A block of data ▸
######

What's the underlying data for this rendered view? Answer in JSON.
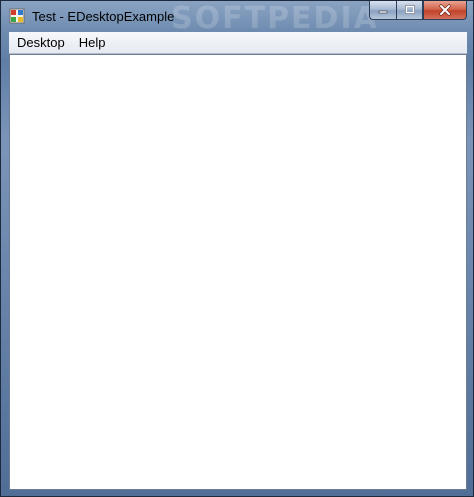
{
  "window": {
    "title": "Test - EDesktopExample",
    "watermark": "SOFTPEDIA"
  },
  "caption_buttons": {
    "minimize_icon": "minimize-icon",
    "maximize_icon": "maximize-icon",
    "close_icon": "close-icon"
  },
  "menubar": {
    "items": [
      {
        "label": "Desktop"
      },
      {
        "label": "Help"
      }
    ]
  },
  "colors": {
    "close_button": "#c0432a",
    "client_background": "#ffffff"
  }
}
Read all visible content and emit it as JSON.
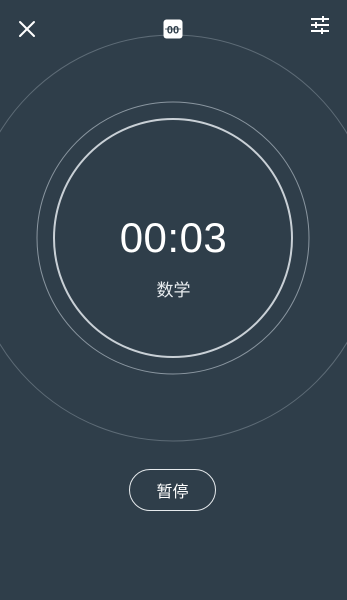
{
  "header": {
    "close_icon": "close-icon",
    "mode_icon": "timer-mode-icon",
    "mode_icon_text": "00",
    "settings_icon": "sliders-icon"
  },
  "timer": {
    "time": "00:03",
    "subject": "数学"
  },
  "controls": {
    "pause_label": "暂停"
  },
  "colors": {
    "background": "#2f3e4a",
    "ring": "#c9d0d6",
    "text": "#ffffff"
  }
}
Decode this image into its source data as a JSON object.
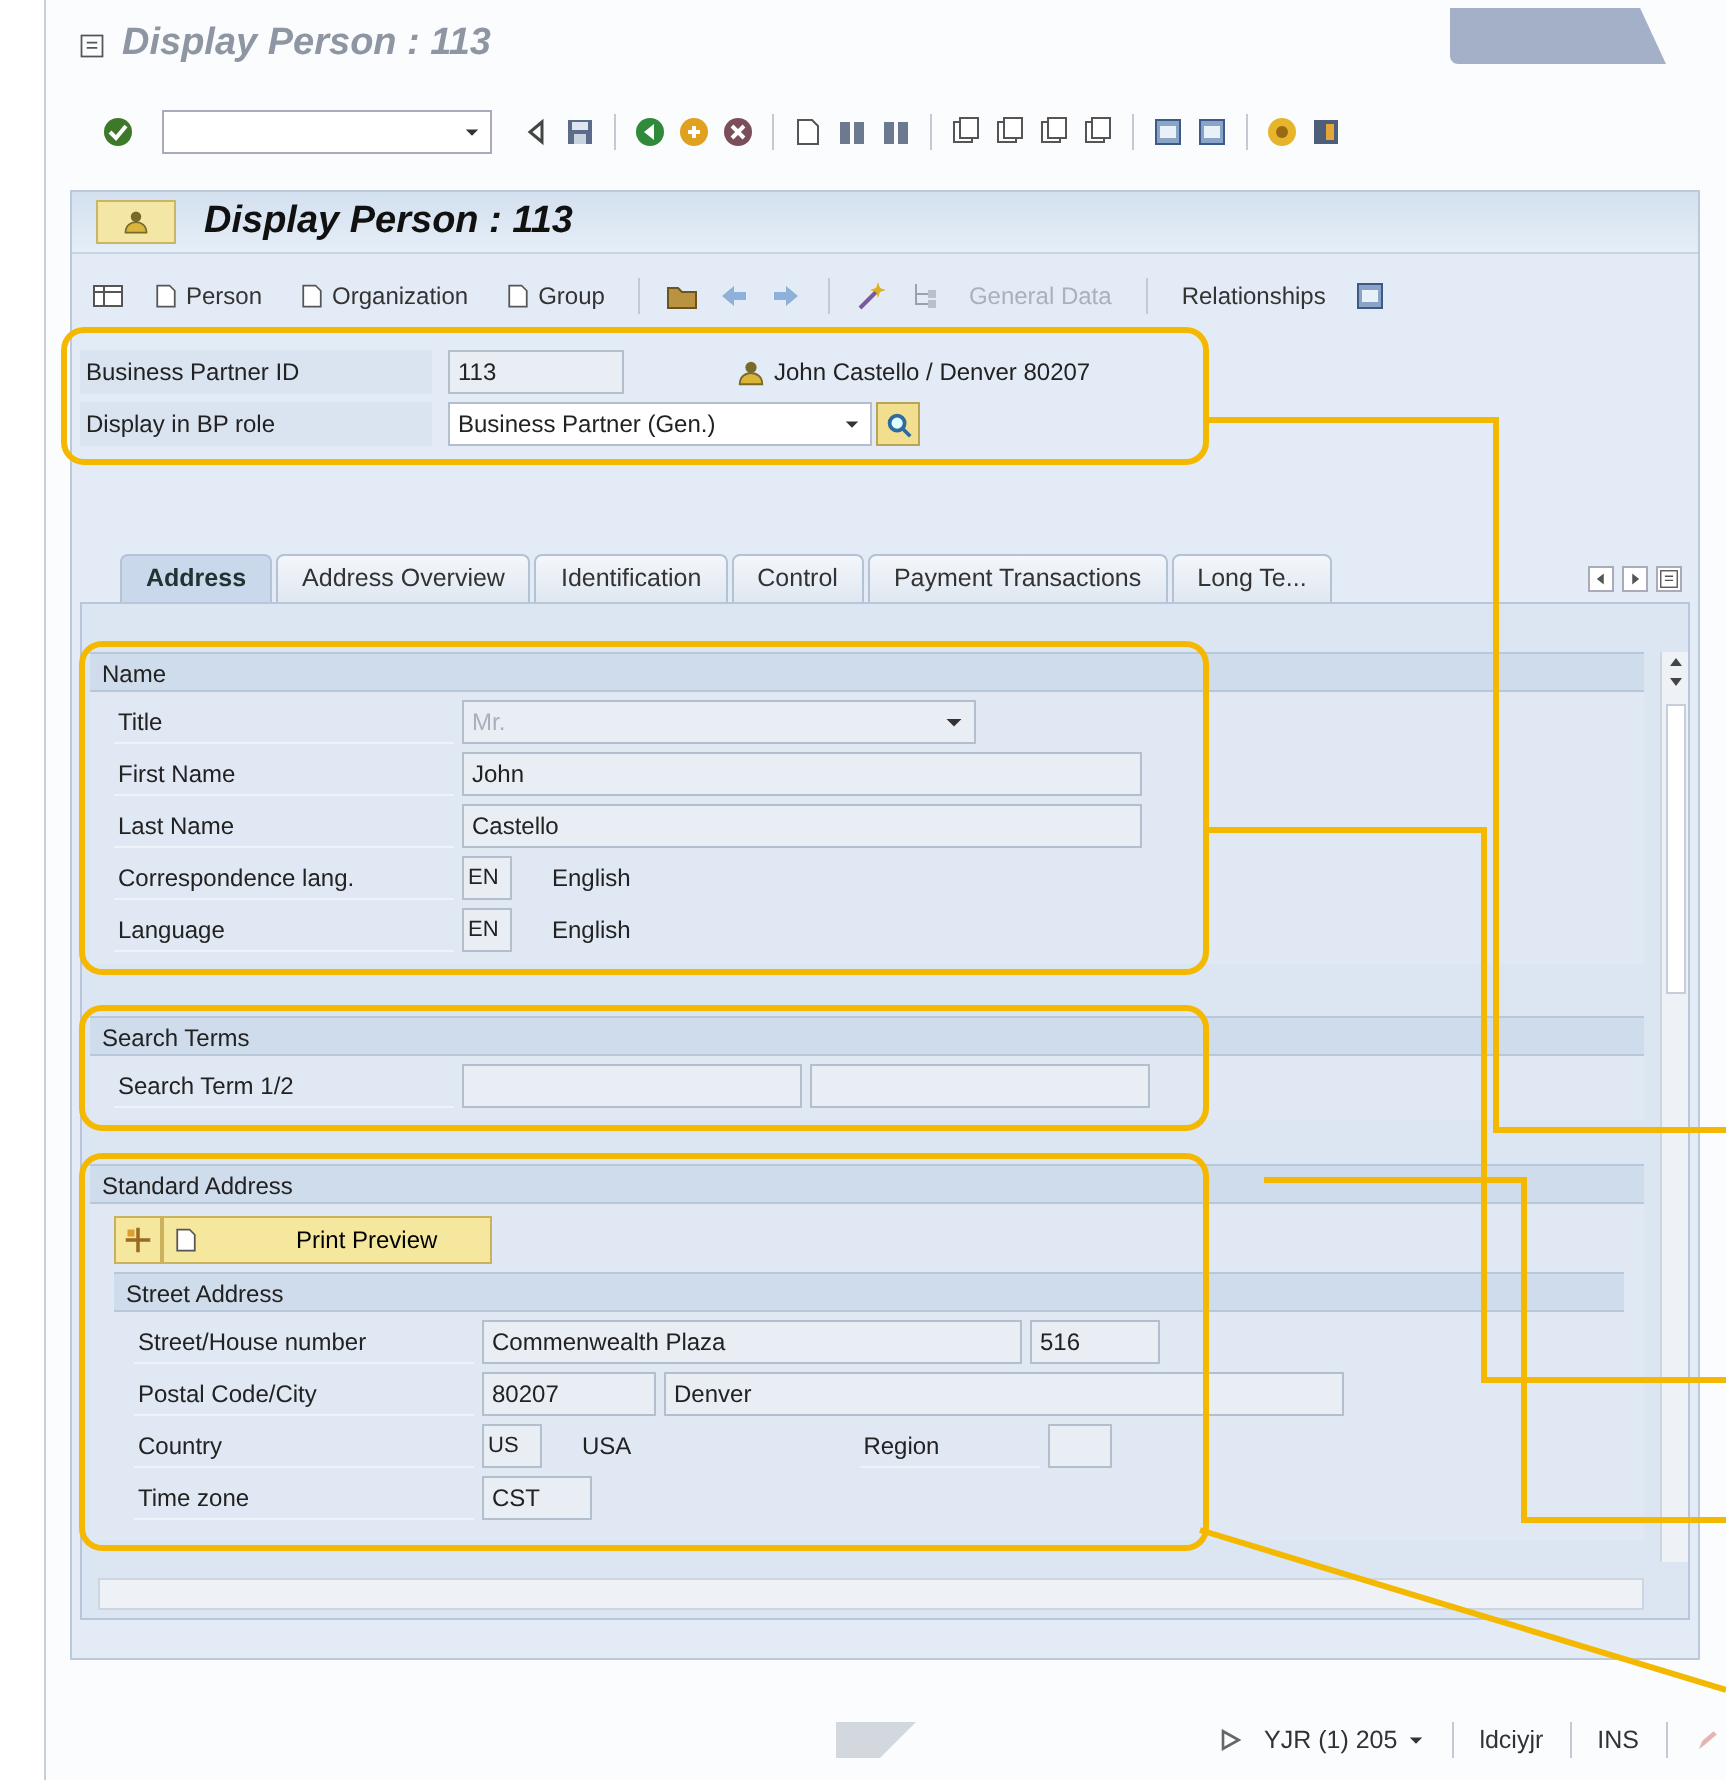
{
  "window": {
    "title": "Display Person : 113"
  },
  "screen_title": "Display Person : 113",
  "app_toolbar": [
    {
      "label": "Person",
      "disabled": false
    },
    {
      "label": "Organization",
      "disabled": false
    },
    {
      "label": "Group",
      "disabled": false
    },
    {
      "label": "General Data",
      "disabled": true
    },
    {
      "label": "Relationships",
      "disabled": false
    }
  ],
  "header": {
    "rows": [
      {
        "label": "Business Partner ID",
        "kind": "id",
        "value": "113",
        "description": "John Castello / Denver 80207"
      },
      {
        "label": "Display in BP role",
        "kind": "role",
        "value": "Business Partner (Gen.)"
      }
    ]
  },
  "tabs": [
    {
      "label": "Address",
      "selected": true
    },
    {
      "label": "Address Overview",
      "selected": false
    },
    {
      "label": "Identification",
      "selected": false
    },
    {
      "label": "Control",
      "selected": false
    },
    {
      "label": "Payment Transactions",
      "selected": false
    },
    {
      "label": "Long Te...",
      "selected": false
    }
  ],
  "groups": [
    {
      "title": "Name",
      "rows": [
        {
          "label": "Title",
          "fields": [
            {
              "kind": "dropdown",
              "value": "Mr.",
              "disabled": true
            }
          ]
        },
        {
          "label": "First Name",
          "fields": [
            {
              "kind": "long",
              "value": "John"
            }
          ]
        },
        {
          "label": "Last Name",
          "fields": [
            {
              "kind": "long",
              "value": "Castello"
            }
          ]
        },
        {
          "label": "Correspondence lang.",
          "fields": [
            {
              "kind": "code",
              "value": "EN"
            },
            {
              "kind": "desc",
              "value": "English"
            }
          ]
        },
        {
          "label": "Language",
          "fields": [
            {
              "kind": "code",
              "value": "EN"
            },
            {
              "kind": "desc",
              "value": "English"
            }
          ]
        }
      ]
    },
    {
      "title": "Search Terms",
      "rows": [
        {
          "label": "Search Term 1/2",
          "fields": [
            {
              "kind": "search"
            },
            {
              "kind": "search"
            }
          ]
        }
      ]
    },
    {
      "title": "Standard Address",
      "buttons": [
        {
          "label": "Print Preview"
        }
      ],
      "subtitle": "Street Address",
      "rows": [
        {
          "label": "Street/House number",
          "fields": [
            {
              "kind": "street",
              "value": "Commenwealth Plaza"
            },
            {
              "kind": "house",
              "value": "516"
            }
          ]
        },
        {
          "label": "Postal Code/City",
          "fields": [
            {
              "kind": "postal",
              "value": "80207"
            },
            {
              "kind": "city",
              "value": "Denver"
            }
          ]
        },
        {
          "label": "Country",
          "fields": [
            {
              "kind": "country",
              "value": "US"
            },
            {
              "kind": "desc",
              "value": "USA"
            },
            {
              "kind": "label",
              "value": "Region"
            },
            {
              "kind": "region"
            }
          ]
        },
        {
          "label": "Time zone",
          "fields": [
            {
              "kind": "tz",
              "value": "CST"
            }
          ]
        }
      ]
    }
  ],
  "status_bar": {
    "system": "YJR (1) 205",
    "server": "ldciyjr",
    "mode": "INS"
  }
}
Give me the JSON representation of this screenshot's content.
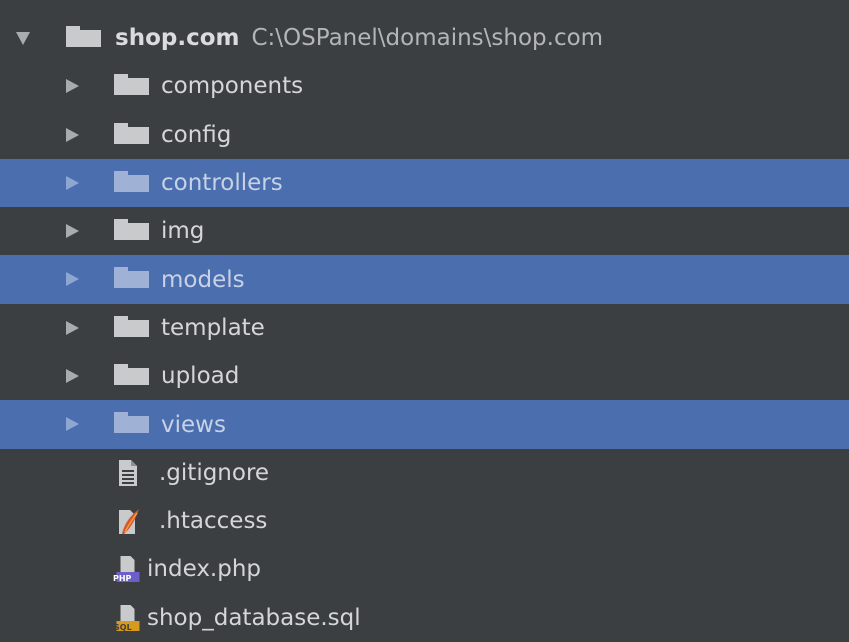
{
  "tree": {
    "root": {
      "name": "shop.com",
      "path": "C:\\OSPanel\\domains\\shop.com",
      "expanded": true,
      "icon": "folder-icon"
    },
    "folders": [
      {
        "label": "components",
        "selected": false,
        "icon": "folder-icon"
      },
      {
        "label": "config",
        "selected": false,
        "icon": "folder-icon"
      },
      {
        "label": "controllers",
        "selected": true,
        "icon": "folder-icon"
      },
      {
        "label": "img",
        "selected": false,
        "icon": "folder-icon"
      },
      {
        "label": "models",
        "selected": true,
        "icon": "folder-icon"
      },
      {
        "label": "template",
        "selected": false,
        "icon": "folder-icon"
      },
      {
        "label": "upload",
        "selected": false,
        "icon": "folder-icon"
      },
      {
        "label": "views",
        "selected": true,
        "icon": "folder-icon"
      }
    ],
    "files": [
      {
        "label": ".gitignore",
        "icon": "text-file-icon"
      },
      {
        "label": ".htaccess",
        "icon": "htaccess-feather-icon"
      },
      {
        "label": "index.php",
        "icon": "php-file-icon",
        "badge": "PHP"
      },
      {
        "label": "shop_database.sql",
        "icon": "sql-file-icon",
        "badge": "SQL"
      }
    ]
  },
  "colors": {
    "background": "#3c3f41",
    "selection": "#4b6eaf",
    "text": "#d4d6d8",
    "php_badge": "#6b5fc9",
    "sql_badge": "#d79a1c",
    "feather": "#d8552d"
  }
}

######

GIVEN INSTRUCTION ▸ Your task is to gather every line with the word "Display" and copy it.

COMPLETED EXERCISE ▸
    "title": "Display Person : 113"
  "screen_title": "Display Person : 113",
        "label": "Display in BP role",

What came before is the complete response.